REQUIRED TASK ->
For each line below that includes the word "Neocosmospora", make a copy.

(Figure content listings)
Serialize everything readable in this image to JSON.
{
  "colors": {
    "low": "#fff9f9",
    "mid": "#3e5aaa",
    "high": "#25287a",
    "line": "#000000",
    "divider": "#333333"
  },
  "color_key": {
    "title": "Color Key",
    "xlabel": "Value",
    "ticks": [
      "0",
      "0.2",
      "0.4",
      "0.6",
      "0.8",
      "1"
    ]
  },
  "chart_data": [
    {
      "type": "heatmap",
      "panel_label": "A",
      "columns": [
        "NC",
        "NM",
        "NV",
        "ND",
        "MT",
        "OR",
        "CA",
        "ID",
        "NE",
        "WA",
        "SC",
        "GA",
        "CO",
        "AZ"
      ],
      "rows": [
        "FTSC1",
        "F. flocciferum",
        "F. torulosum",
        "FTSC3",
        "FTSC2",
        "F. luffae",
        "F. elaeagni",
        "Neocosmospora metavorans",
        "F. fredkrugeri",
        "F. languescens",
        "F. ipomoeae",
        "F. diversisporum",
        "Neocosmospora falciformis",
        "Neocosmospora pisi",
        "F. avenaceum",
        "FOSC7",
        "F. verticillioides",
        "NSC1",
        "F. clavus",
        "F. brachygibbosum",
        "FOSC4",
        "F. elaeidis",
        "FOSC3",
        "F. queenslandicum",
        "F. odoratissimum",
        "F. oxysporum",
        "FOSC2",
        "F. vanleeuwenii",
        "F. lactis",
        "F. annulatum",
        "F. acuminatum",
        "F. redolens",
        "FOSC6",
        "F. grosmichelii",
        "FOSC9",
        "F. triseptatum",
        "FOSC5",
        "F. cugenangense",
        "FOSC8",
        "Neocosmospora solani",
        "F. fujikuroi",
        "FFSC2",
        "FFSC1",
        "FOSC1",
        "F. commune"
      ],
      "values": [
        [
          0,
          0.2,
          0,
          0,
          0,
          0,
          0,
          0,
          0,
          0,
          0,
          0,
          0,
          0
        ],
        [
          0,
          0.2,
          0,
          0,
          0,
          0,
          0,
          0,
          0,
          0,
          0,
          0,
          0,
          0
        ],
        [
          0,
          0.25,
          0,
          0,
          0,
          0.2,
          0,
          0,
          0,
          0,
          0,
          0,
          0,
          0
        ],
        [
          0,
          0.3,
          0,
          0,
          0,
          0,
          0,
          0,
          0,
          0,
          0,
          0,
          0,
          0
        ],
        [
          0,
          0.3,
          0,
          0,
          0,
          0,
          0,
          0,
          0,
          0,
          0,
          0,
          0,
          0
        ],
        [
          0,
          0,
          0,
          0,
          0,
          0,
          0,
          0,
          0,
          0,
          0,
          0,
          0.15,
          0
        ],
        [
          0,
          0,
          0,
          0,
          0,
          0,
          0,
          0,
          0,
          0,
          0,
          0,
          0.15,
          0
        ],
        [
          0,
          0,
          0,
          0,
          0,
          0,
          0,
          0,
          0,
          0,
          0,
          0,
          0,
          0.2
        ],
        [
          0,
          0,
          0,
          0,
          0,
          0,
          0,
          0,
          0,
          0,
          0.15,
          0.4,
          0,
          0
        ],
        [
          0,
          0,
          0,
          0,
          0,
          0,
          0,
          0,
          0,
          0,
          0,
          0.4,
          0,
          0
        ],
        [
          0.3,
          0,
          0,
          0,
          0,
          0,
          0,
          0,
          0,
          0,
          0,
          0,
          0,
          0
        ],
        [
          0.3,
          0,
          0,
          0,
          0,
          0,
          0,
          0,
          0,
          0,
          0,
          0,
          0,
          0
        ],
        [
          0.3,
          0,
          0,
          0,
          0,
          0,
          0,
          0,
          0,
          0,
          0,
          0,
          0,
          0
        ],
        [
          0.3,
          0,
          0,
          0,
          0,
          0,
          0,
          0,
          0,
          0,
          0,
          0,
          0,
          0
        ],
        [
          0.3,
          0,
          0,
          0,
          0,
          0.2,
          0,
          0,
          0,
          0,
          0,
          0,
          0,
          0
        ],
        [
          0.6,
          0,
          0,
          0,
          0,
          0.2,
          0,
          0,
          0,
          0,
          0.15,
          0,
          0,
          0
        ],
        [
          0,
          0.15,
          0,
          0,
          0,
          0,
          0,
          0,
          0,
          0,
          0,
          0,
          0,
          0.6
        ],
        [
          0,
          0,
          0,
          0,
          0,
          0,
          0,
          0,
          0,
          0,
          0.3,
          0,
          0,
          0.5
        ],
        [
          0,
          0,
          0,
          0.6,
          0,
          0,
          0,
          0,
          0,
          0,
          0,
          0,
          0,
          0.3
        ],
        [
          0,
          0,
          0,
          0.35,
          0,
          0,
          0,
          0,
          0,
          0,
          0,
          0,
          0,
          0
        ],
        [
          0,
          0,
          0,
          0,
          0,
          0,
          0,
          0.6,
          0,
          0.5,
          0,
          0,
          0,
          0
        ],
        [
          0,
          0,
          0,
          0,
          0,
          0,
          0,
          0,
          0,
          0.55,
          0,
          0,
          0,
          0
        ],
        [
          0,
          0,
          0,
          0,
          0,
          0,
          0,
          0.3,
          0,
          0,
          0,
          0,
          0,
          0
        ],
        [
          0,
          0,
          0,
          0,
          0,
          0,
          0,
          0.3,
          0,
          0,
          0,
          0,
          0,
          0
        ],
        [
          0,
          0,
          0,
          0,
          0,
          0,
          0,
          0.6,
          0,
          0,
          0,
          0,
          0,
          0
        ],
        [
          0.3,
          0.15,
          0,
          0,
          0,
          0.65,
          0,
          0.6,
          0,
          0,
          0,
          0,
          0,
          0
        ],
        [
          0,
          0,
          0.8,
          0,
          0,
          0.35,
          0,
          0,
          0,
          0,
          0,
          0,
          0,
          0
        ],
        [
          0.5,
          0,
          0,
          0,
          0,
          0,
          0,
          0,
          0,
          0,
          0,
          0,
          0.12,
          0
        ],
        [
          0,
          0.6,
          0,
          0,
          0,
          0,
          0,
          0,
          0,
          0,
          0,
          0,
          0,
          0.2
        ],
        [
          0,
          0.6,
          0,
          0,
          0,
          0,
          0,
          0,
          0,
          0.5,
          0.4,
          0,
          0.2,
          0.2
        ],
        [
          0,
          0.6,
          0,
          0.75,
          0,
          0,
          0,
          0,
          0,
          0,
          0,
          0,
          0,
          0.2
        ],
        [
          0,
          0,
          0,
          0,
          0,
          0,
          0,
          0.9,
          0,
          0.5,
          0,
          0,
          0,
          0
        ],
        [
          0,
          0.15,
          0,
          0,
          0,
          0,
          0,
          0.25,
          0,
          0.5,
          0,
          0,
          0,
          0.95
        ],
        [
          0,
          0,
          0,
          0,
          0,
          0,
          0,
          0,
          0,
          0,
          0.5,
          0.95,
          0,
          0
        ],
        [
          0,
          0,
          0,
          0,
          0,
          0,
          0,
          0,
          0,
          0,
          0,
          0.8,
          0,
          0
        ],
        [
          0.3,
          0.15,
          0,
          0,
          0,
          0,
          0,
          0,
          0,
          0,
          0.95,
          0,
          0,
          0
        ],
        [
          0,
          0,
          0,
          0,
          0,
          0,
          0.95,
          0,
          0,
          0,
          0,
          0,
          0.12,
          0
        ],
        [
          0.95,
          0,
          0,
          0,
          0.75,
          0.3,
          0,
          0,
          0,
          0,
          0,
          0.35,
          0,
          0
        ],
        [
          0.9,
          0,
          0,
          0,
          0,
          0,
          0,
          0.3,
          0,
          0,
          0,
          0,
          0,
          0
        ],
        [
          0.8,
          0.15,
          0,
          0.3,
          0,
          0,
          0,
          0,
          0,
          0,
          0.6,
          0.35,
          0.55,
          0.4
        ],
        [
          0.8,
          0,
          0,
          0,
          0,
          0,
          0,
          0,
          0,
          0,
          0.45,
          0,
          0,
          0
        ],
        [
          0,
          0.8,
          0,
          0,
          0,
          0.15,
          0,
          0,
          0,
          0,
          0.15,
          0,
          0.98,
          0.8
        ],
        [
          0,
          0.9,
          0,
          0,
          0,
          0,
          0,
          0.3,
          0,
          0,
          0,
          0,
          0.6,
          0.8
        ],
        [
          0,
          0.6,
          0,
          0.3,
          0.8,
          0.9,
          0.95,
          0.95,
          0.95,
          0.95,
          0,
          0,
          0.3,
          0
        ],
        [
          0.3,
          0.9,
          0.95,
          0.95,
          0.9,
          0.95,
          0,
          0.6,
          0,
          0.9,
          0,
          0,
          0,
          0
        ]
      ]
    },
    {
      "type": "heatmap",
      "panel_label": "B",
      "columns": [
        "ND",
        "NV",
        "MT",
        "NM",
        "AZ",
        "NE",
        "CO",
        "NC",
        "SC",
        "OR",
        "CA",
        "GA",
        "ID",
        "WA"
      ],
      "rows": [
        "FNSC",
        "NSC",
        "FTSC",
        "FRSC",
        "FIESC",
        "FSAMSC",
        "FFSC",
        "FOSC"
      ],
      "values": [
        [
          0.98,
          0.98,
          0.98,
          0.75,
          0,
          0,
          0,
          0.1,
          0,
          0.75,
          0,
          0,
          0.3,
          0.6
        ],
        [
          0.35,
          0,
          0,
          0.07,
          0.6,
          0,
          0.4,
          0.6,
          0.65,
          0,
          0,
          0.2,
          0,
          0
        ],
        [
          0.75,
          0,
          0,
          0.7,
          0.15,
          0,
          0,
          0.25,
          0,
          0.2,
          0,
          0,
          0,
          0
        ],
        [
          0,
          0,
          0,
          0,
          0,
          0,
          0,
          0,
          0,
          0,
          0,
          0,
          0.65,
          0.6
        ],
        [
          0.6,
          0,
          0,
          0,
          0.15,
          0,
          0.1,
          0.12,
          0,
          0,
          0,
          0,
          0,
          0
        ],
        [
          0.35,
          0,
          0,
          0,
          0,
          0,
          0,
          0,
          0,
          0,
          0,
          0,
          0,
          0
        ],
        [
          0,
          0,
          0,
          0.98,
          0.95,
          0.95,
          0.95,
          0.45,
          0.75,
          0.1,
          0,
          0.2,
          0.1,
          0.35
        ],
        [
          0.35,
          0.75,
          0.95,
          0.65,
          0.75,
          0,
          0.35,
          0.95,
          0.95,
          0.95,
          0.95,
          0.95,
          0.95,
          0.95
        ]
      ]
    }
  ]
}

FINISHED EXERCISE ->
        "Neocosmospora metavorans",
        "Neocosmospora falciformis",
        "Neocosmospora pisi",
        "Neocosmospora solani",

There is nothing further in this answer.